- Selected extract -
[Begin]

Really the better way to get a uniform color is if you have the means of spraying. A dye stain such as Mohawk Ultra Penetrating Stain would stain more uniform. You would just spray it on with a paint sprayer at lot pressure.


----------



## cabinetman (Jul 5, 2007)

DIY-Her said:


> so, can anyone tell me the best way to condition the wood before staining?
> 
> This is the first time I'll be staining cherry wood.
> I've done oak, walnut, mahogany, maple, alder and couple pieces of pine I did years ago.


For some wood a uniform sanding to 220x might take stain more evenly. You could use Zinsser Seal Coat and mix 50/50 with denatured alcohol and wipe on. A conditioner is basically a sealer, and it can prevent the penetration of a stain. It doesn't necessarily only absorb into the soft parts of the wood, but absorbs into all the wood. 








 








.


----------



## DIY-Her (Feb 14, 2014)

thanks so much, appreciate your knowledge 
Just did a Google search and found this
http://www.rockler.com/zinsser-bullseye-sealcoat
I checked out the reviews on Rockler, and the only one I am questioning is the very last one that they guy said it changed the color of his wood.
So people use this for more than a wood conditioner? One person on the list said they have used it as a top coat on some things.

Guessing I could also find it at Sherwin Williams store, or maybe Home Depot or Lowes. I've bought Zinsser primer and is what I sprayed on all my upper cabinets and center island before I sprayed the 2 topcoats of paint.


----------



## FrancescoIgnagn (Mar 7, 2014)

I recommend you to use oil based stain. The best product for that is Pre strain wood conditioner that is fade resistance and gives you a long lasting beauty.


----------



## DIY-Her (Feb 14, 2014)

thanks Frances. 
I was just searching a name of a stain color from a local kitchen company and found the same color name made by General Finishes in the dye stain.
I don't see mention that the dye stain is oil based?

http://www.woodworkingshop.com/product/gf90073/

Do all dye stains have to be sprayed?

I know Conestoga Woods is big on doing hand rubbed stains on all their cabinets that are prefinished.


----------



## DIY-Her (Feb 14, 2014)

I took a better photo with the correct white balance in camera 
This time the photo's white balance is truer to what the stain actually looks like compared to the first one I posted a couple days ago.


----------



## DIY-Her (Feb 14, 2014)

Still looking for the best product for a durable topcoat for my cherry kitchen cabinets.

Started looking into General Finishes.
Went to a somewhat local woodworking store and came home with 2 pints of stain color I want to try, and 1 pint of top coat that is an oil wipe on by General Finishes called Arm R Seal.
It looks like a nice product, but I don't think I want to use it for my cabinets.

I'm thinking their Enduro-Var water based in satin might be a better choice. They list it as one of their best and hardest waterbased that is closest to an oil bast top coat.
Anyone here used it yet?

http://www.rockler.com/general-finishes-enduro-var-water-based-urethane-satin


----------

[End]

- Set tasks -
**a)** According to the wood-staining thread, what should Zinsser Seal Coat be mixed with before it is wiped on, and in what proportion?
**b)** Retype the part of the wood-staining thread that starts at "thanks so much, appreciate" and ends at "topcoats of paint.", word for word.

- Data lines -
[Begin]

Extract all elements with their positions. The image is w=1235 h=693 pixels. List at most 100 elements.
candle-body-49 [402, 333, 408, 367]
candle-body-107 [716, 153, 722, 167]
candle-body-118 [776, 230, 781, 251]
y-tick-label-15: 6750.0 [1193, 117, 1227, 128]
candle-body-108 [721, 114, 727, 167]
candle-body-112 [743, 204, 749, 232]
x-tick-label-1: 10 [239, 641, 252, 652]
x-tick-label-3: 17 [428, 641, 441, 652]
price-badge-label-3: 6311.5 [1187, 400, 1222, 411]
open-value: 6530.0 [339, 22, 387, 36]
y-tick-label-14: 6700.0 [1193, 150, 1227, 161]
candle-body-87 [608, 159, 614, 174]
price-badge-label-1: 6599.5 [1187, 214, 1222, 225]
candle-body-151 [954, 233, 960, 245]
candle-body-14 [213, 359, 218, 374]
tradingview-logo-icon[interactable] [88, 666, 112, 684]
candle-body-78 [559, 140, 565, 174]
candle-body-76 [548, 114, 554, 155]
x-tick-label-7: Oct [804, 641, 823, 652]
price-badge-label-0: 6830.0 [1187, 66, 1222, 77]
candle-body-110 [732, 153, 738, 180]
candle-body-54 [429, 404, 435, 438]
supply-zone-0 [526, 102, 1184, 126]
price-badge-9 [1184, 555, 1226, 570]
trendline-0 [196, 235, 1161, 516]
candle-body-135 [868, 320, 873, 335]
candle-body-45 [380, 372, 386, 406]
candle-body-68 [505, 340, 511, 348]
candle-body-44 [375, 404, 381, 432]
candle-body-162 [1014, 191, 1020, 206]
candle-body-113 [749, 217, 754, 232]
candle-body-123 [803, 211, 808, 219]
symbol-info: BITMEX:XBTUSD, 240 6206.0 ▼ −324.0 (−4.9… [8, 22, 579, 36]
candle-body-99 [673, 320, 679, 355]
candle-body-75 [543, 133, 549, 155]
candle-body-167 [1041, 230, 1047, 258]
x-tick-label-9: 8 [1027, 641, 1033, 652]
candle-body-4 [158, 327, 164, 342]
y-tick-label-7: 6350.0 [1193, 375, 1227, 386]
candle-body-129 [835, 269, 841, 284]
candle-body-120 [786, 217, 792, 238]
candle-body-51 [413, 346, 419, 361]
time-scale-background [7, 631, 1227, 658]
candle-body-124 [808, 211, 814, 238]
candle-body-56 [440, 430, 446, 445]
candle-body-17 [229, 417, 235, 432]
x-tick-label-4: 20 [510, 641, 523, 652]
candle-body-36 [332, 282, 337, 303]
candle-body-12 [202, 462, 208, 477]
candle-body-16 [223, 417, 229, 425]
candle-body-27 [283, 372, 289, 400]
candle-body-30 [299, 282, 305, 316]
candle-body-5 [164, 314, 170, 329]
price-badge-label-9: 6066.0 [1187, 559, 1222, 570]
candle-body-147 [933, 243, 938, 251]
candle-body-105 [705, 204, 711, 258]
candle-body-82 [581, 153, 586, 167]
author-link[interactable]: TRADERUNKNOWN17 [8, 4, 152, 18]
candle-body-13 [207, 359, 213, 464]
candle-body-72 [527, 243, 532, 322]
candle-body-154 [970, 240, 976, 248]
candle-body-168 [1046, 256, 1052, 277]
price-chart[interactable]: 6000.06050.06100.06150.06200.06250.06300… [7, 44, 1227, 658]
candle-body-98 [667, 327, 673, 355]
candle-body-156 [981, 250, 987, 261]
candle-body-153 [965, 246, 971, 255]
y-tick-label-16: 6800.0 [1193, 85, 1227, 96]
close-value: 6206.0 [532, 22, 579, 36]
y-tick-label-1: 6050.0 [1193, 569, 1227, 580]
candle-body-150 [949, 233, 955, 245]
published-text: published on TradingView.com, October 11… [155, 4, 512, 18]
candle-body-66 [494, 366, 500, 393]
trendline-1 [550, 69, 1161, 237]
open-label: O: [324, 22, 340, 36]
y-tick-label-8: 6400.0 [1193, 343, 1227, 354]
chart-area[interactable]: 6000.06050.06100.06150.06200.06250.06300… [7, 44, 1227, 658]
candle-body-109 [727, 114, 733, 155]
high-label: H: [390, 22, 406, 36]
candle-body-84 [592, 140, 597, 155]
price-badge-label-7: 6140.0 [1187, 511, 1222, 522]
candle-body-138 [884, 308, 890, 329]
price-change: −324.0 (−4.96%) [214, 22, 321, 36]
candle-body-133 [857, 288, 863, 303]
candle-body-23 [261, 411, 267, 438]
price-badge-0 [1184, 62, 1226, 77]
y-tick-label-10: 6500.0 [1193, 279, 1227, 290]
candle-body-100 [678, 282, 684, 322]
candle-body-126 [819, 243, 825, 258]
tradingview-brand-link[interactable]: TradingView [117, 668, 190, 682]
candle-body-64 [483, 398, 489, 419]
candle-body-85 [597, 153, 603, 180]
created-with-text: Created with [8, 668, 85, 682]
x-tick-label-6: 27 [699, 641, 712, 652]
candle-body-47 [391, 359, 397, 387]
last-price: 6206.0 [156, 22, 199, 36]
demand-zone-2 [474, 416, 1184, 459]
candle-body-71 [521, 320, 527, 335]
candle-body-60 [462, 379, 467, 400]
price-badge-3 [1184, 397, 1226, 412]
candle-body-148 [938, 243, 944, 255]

[End]

- Outputs in order -
**a)** It should be mixed 50/50 with denatured alcohol.

**b)**
thanks so much, appreciate your knowledge 
Just did a Google search and found this
http://www.rockler.com/zinsser-bullseye-sealcoat
I checked out the reviews on Rockler, and the only one I am questioning is the very last one that they guy said it changed the color of his wood.
So people use this for more than a wood conditioner? One person on the list said they have used it as a top coat on some things.

Guessing I could also find it at Sherwin Williams store, or maybe Home Depot or Lowes. I've bought Zinsser primer and is what I sprayed on all my upper cabinets and center island before I sprayed the 2 topcoats of paint.